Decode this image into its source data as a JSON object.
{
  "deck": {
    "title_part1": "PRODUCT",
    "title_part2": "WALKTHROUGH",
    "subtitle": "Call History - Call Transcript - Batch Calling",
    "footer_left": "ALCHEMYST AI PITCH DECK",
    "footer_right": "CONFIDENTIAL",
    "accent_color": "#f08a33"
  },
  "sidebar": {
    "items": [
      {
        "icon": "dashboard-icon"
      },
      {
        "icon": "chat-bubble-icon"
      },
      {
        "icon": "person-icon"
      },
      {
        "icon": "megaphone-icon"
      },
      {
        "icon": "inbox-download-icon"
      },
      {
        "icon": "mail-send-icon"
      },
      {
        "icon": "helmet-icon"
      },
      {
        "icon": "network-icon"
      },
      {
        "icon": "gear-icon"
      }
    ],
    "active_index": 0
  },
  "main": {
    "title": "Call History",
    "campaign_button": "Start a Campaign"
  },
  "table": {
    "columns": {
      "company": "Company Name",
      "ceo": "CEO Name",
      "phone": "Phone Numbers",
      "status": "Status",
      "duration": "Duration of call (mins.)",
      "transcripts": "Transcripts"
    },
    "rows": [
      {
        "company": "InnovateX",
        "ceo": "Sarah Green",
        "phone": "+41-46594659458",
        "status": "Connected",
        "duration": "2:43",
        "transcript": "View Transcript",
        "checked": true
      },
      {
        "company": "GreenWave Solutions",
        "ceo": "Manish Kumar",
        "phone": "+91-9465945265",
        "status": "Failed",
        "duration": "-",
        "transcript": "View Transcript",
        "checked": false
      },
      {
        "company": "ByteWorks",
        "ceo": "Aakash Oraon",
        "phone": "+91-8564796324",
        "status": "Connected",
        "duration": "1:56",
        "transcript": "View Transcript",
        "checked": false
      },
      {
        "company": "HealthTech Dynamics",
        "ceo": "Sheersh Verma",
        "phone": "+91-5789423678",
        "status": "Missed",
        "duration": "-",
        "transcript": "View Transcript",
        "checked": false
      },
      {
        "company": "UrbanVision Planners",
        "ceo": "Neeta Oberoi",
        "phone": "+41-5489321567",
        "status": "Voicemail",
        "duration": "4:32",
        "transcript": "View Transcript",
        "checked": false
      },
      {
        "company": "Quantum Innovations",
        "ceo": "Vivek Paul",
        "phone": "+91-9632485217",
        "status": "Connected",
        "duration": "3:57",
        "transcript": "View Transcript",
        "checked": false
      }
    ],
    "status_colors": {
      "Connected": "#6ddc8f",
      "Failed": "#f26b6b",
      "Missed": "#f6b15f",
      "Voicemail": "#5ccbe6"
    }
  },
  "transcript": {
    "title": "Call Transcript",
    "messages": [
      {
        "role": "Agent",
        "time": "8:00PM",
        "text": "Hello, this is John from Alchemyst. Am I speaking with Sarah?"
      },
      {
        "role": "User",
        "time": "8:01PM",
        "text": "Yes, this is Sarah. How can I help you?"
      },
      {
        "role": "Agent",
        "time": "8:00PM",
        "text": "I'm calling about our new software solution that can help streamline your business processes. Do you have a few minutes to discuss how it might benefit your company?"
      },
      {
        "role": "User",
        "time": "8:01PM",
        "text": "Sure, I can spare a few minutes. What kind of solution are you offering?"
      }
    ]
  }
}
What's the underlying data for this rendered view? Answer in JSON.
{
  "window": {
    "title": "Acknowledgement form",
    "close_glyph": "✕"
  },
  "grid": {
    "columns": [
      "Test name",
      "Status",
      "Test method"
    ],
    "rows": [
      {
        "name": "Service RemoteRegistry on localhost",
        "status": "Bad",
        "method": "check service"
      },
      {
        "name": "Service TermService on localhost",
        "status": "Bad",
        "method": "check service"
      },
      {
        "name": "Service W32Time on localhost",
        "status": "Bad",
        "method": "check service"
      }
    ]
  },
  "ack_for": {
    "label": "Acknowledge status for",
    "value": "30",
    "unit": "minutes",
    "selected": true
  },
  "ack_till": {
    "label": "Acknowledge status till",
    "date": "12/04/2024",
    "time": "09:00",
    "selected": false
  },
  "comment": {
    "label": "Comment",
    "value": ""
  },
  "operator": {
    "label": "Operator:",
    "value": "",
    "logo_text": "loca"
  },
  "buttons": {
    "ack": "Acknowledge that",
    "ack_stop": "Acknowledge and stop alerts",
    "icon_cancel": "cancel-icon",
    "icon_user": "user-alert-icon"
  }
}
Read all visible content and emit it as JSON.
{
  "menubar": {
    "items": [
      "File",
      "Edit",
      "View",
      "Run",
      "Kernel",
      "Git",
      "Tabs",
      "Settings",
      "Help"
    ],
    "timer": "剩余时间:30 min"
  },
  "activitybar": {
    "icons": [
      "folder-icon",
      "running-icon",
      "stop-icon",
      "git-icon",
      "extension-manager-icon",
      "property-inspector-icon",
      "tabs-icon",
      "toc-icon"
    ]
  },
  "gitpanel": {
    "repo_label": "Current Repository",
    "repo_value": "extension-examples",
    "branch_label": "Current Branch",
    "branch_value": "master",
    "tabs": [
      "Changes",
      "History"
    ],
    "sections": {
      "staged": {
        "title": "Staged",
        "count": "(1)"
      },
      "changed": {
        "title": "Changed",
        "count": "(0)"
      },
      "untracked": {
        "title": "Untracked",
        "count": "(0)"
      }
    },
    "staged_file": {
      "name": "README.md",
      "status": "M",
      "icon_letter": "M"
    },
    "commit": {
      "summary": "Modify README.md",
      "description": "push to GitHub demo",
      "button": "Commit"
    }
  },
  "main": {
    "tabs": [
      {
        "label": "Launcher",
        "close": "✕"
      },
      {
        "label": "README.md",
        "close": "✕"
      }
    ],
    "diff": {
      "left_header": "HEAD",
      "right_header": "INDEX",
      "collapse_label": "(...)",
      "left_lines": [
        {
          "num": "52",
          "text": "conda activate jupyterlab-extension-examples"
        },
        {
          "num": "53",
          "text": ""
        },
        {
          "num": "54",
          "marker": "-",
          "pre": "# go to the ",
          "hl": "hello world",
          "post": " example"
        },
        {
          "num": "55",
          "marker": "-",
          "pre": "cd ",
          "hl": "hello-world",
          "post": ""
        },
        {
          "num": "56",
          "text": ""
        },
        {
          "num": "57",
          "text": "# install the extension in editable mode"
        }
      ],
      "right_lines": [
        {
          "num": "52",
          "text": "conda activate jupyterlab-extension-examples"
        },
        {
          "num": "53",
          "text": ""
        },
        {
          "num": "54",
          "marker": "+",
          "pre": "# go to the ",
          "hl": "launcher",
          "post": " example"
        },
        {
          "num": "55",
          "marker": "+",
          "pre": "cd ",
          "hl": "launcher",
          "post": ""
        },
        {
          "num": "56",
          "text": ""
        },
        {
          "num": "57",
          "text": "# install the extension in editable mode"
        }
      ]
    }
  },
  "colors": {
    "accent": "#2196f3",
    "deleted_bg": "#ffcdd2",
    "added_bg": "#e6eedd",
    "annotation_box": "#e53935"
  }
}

○ ○ ○

- [WORK TO BE COMPLETED]
Write out all the records above again, exactly as they stand.

- [COMPLETE ANSWER]
Decode this image into its source data as a JSON object.
{
  "deck": {
    "title_part1": "PRODUCT",
    "title_part2": "WALKTHROUGH",
    "subtitle": "Call History - Call Transcript - Batch Calling",
    "footer_left": "ALCHEMYST AI PITCH DECK",
    "footer_right": "CONFIDENTIAL",
    "accent_color": "#f08a33"
  },
  "sidebar": {
    "items": [
      {
        "icon": "dashboard-icon"
      },
      {
        "icon": "chat-bubble-icon"
      },
      {
        "icon": "person-icon"
      },
      {
        "icon": "megaphone-icon"
      },
      {
        "icon": "inbox-download-icon"
      },
      {
        "icon": "mail-send-icon"
      },
      {
        "icon": "helmet-icon"
      },
      {
        "icon": "network-icon"
      },
      {
        "icon": "gear-icon"
      }
    ],
    "active_index": 0
  },
  "main": {
    "title": "Call History",
    "campaign_button": "Start a Campaign"
  },
  "table": {
    "columns": {
      "company": "Company Name",
      "ceo": "CEO Name",
      "phone": "Phone Numbers",
      "status": "Status",
      "duration": "Duration of call (mins.)",
      "transcripts": "Transcripts"
    },
    "rows": [
      {
        "company": "InnovateX",
        "ceo": "Sarah Green",
        "phone": "+41-46594659458",
        "status": "Connected",
        "duration": "2:43",
        "transcript": "View Transcript",
        "checked": true
      },
      {
        "company": "GreenWave Solutions",
        "ceo": "Manish Kumar",
        "phone": "+91-9465945265",
        "status": "Failed",
        "duration": "-",
        "transcript": "View Transcript",
        "checked": false
      },
      {
        "company": "ByteWorks",
        "ceo": "Aakash Oraon",
        "phone": "+91-8564796324",
        "status": "Connected",
        "duration": "1:56",
        "transcript": "View Transcript",
        "checked": false
      },
      {
        "company": "HealthTech Dynamics",
        "ceo": "Sheersh Verma",
        "phone": "+91-5789423678",
        "status": "Missed",
        "duration": "-",
        "transcript": "View Transcript",
        "checked": false
      },
      {
        "company": "UrbanVision Planners",
        "ceo": "Neeta Oberoi",
        "phone": "+41-5489321567",
        "status": "Voicemail",
        "duration": "4:32",
        "transcript": "View Transcript",
        "checked": false
      },
      {
        "company": "Quantum Innovations",
        "ceo": "Vivek Paul",
        "phone": "+91-9632485217",
        "status": "Connected",
        "duration": "3:57",
        "transcript": "View Transcript",
        "checked": false
      }
    ],
    "status_colors": {
      "Connected": "#6ddc8f",
      "Failed": "#f26b6b",
      "Missed": "#f6b15f",
      "Voicemail": "#5ccbe6"
    }
  },
  "transcript": {
    "title": "Call Transcript",
    "messages": [
      {
        "role": "Agent",
        "time": "8:00PM",
        "text": "Hello, this is John from Alchemyst. Am I speaking with Sarah?"
      },
      {
        "role": "User",
        "time": "8:01PM",
        "text": "Yes, this is Sarah. How can I help you?"
      },
      {
        "role": "Agent",
        "time": "8:00PM",
        "text": "I'm calling about our new software solution that can help streamline your business processes. Do you have a few minutes to discuss how it might benefit your company?"
      },
      {
        "role": "User",
        "time": "8:01PM",
        "text": "Sure, I can spare a few minutes. What kind of solution are you offering?"
      }
    ]
  }
}
What's the underlying data for this rendered view? Answer in JSON.
{
  "window": {
    "title": "Acknowledgement form",
    "close_glyph": "✕"
  },
  "grid": {
    "columns": [
      "Test name",
      "Status",
      "Test method"
    ],
    "rows": [
      {
        "name": "Service RemoteRegistry on localhost",
        "status": "Bad",
        "method": "check service"
      },
      {
        "name": "Service TermService on localhost",
        "status": "Bad",
        "method": "check service"
      },
      {
        "name": "Service W32Time on localhost",
        "status": "Bad",
        "method": "check service"
      }
    ]
  },
  "ack_for": {
    "label": "Acknowledge status for",
    "value": "30",
    "unit": "minutes",
    "selected": true
  },
  "ack_till": {
    "label": "Acknowledge status till",
    "date": "12/04/2024",
    "time": "09:00",
    "selected": false
  },
  "comment": {
    "label": "Comment",
    "value": ""
  },
  "operator": {
    "label": "Operator:",
    "value": "",
    "logo_text": "loca"
  },
  "buttons": {
    "ack": "Acknowledge that",
    "ack_stop": "Acknowledge and stop alerts",
    "icon_cancel": "cancel-icon",
    "icon_user": "user-alert-icon"
  }
}
Read all visible content and emit it as JSON.
{
  "menubar": {
    "items": [
      "File",
      "Edit",
      "View",
      "Run",
      "Kernel",
      "Git",
      "Tabs",
      "Settings",
      "Help"
    ],
    "timer": "剩余时间:30 min"
  },
  "activitybar": {
    "icons": [
      "folder-icon",
      "running-icon",
      "stop-icon",
      "git-icon",
      "extension-manager-icon",
      "property-inspector-icon",
      "tabs-icon",
      "toc-icon"
    ]
  },
  "gitpanel": {
    "repo_label": "Current Repository",
    "repo_value": "extension-examples",
    "branch_label": "Current Branch",
    "branch_value": "master",
    "tabs": [
      "Changes",
      "History"
    ],
    "sections": {
      "staged": {
        "title": "Staged",
        "count": "(1)"
      },
      "changed": {
        "title": "Changed",
        "count": "(0)"
      },
      "untracked": {
        "title": "Untracked",
        "count": "(0)"
      }
    },
    "staged_file": {
      "name": "README.md",
      "status": "M",
      "icon_letter": "M"
    },
    "commit": {
      "summary": "Modify README.md",
      "description": "push to GitHub demo",
      "button": "Commit"
    }
  },
  "main": {
    "tabs": [
      {
        "label": "Launcher",
        "close": "✕"
      },
      {
        "label": "README.md",
        "close": "✕"
      }
    ],
    "diff": {
      "left_header": "HEAD",
      "right_header": "INDEX",
      "collapse_label": "(...)",
      "left_lines": [
        {
          "num": "52",
          "text": "conda activate jupyterlab-extension-examples"
        },
        {
          "num": "53",
          "text": ""
        },
        {
          "num": "54",
          "marker": "-",
          "pre": "# go to the ",
          "hl": "hello world",
          "post": " example"
        },
        {
          "num": "55",
          "marker": "-",
          "pre": "cd ",
          "hl": "hello-world",
          "post": ""
        },
        {
          "num": "56",
          "text": ""
        },
        {
          "num": "57",
          "text": "# install the extension in editable mode"
        }
      ],
      "right_lines": [
        {
          "num": "52",
          "text": "conda activate jupyterlab-extension-examples"
        },
        {
          "num": "53",
          "text": ""
        },
        {
          "num": "54",
          "marker": "+",
          "pre": "# go to the ",
          "hl": "launcher",
          "post": " example"
        },
        {
          "num": "55",
          "marker": "+",
          "pre": "cd ",
          "hl": "launcher",
          "post": ""
        },
        {
          "num": "56",
          "text": ""
        },
        {
          "num": "57",
          "text": "# install the extension in editable mode"
        }
      ]
    }
  },
  "colors": {
    "accent": "#2196f3",
    "deleted_bg": "#ffcdd2",
    "added_bg": "#e6eedd",
    "annotation_box": "#e53935"
  }
}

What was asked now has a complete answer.